* _STATED EXERCISE_
Repeat the whole of the data, keeping every detail the same.

* _TASK INPUTS_

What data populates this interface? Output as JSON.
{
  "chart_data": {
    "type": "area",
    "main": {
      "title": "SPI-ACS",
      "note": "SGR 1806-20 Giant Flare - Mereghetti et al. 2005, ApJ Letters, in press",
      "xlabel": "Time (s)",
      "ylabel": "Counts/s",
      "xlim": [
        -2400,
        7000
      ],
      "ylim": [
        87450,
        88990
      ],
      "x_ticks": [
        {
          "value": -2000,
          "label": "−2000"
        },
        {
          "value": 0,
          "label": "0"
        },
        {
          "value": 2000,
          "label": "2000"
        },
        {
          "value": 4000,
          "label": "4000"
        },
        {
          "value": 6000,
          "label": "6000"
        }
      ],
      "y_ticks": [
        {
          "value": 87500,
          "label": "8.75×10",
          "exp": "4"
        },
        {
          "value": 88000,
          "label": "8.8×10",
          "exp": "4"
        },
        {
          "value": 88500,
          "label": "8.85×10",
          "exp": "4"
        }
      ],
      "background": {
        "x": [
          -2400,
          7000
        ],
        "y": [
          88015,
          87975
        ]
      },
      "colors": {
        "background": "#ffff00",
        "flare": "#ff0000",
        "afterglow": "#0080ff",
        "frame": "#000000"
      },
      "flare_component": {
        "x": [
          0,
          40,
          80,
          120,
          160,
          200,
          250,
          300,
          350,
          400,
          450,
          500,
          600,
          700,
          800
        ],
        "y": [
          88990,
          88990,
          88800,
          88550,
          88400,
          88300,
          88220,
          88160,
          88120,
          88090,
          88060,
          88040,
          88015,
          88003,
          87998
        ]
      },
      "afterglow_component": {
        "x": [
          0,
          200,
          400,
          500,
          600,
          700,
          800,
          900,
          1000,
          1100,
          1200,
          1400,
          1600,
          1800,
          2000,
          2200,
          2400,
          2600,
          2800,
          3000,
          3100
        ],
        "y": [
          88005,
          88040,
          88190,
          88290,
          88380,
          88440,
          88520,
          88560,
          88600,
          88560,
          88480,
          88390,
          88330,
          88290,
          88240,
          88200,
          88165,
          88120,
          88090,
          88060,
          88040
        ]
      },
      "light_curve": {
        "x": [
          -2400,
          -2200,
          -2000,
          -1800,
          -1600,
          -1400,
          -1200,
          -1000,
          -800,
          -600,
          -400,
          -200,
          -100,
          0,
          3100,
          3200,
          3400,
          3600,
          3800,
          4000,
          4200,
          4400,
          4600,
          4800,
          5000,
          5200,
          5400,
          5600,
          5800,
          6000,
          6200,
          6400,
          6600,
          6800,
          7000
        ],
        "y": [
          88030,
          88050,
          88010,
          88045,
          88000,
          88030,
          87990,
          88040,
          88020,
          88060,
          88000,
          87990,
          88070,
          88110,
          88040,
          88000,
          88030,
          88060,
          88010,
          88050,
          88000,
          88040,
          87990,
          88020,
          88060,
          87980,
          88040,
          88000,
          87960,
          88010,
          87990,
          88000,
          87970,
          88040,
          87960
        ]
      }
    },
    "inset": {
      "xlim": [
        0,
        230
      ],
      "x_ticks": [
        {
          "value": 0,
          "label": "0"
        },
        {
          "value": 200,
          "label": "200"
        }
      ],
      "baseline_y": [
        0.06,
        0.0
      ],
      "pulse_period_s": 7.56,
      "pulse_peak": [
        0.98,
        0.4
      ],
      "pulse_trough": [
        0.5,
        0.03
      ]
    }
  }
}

* _OUTPUT BELOW_
What data populates this interface? Output as JSON.
{
  "chart_data": {
    "type": "area",
    "main": {
      "title": "SPI-ACS",
      "note": "SGR 1806-20 Giant Flare - Mereghetti et al. 2005, ApJ Letters, in press",
      "xlabel": "Time (s)",
      "ylabel": "Counts/s",
      "xlim": [
        -2400,
        7000
      ],
      "ylim": [
        87450,
        88990
      ],
      "x_ticks": [
        {
          "value": -2000,
          "label": "−2000"
        },
        {
          "value": 0,
          "label": "0"
        },
        {
          "value": 2000,
          "label": "2000"
        },
        {
          "value": 4000,
          "label": "4000"
        },
        {
          "value": 6000,
          "label": "6000"
        }
      ],
      "y_ticks": [
        {
          "value": 87500,
          "label": "8.75×10",
          "exp": "4"
        },
        {
          "value": 88000,
          "label": "8.8×10",
          "exp": "4"
        },
        {
          "value": 88500,
          "label": "8.85×10",
          "exp": "4"
        }
      ],
      "background": {
        "x": [
          -2400,
          7000
        ],
        "y": [
          88015,
          87975
        ]
      },
      "colors": {
        "background": "#ffff00",
        "flare": "#ff0000",
        "afterglow": "#0080ff",
        "frame": "#000000"
      },
      "flare_component": {
        "x": [
          0,
          40,
          80,
          120,
          160,
          200,
          250,
          300,
          350,
          400,
          450,
          500,
          600,
          700,
          800
        ],
        "y": [
          88990,
          88990,
          88800,
          88550,
          88400,
          88300,
          88220,
          88160,
          88120,
          88090,
          88060,
          88040,
          88015,
          88003,
          87998
        ]
      },
      "afterglow_component": {
        "x": [
          0,
          200,
          400,
          500,
          600,
          700,
          800,
          900,
          1000,
          1100,
          1200,
          1400,
          1600,
          1800,
          2000,
          2200,
          2400,
          2600,
          2800,
          3000,
          3100
        ],
        "y": [
          88005,
          88040,
          88190,
          88290,
          88380,
          88440,
          88520,
          88560,
          88600,
          88560,
          88480,
          88390,
          88330,
          88290,
          88240,
          88200,
          88165,
          88120,
          88090,
          88060,
          88040
        ]
      },
      "light_curve": {
        "x": [
          -2400,
          -2200,
          -2000,
          -1800,
          -1600,
          -1400,
          -1200,
          -1000,
          -800,
          -600,
          -400,
          -200,
          -100,
          0,
          3100,
          3200,
          3400,
          3600,
          3800,
          4000,
          4200,
          4400,
          4600,
          4800,
          5000,
          5200,
          5400,
          5600,
          5800,
          6000,
          6200,
          6400,
          6600,
          6800,
          7000
        ],
        "y": [
          88030,
          88050,
          88010,
          88045,
          88000,
          88030,
          87990,
          88040,
          88020,
          88060,
          88000,
          87990,
          88070,
          88110,
          88040,
          88000,
          88030,
          88060,
          88010,
          88050,
          88000,
          88040,
          87990,
          88020,
          88060,
          87980,
          88040,
          88000,
          87960,
          88010,
          87990,
          88000,
          87970,
          88040,
          87960
        ]
      }
    },
    "inset": {
      "xlim": [
        0,
        230
      ],
      "x_ticks": [
        {
          "value": 0,
          "label": "0"
        },
        {
          "value": 200,
          "label": "200"
        }
      ],
      "baseline_y": [
        0.06,
        0.0
      ],
      "pulse_period_s": 7.56,
      "pulse_peak": [
        0.98,
        0.4
      ],
      "pulse_trough": [
        0.5,
        0.03
      ]
    }
  }
}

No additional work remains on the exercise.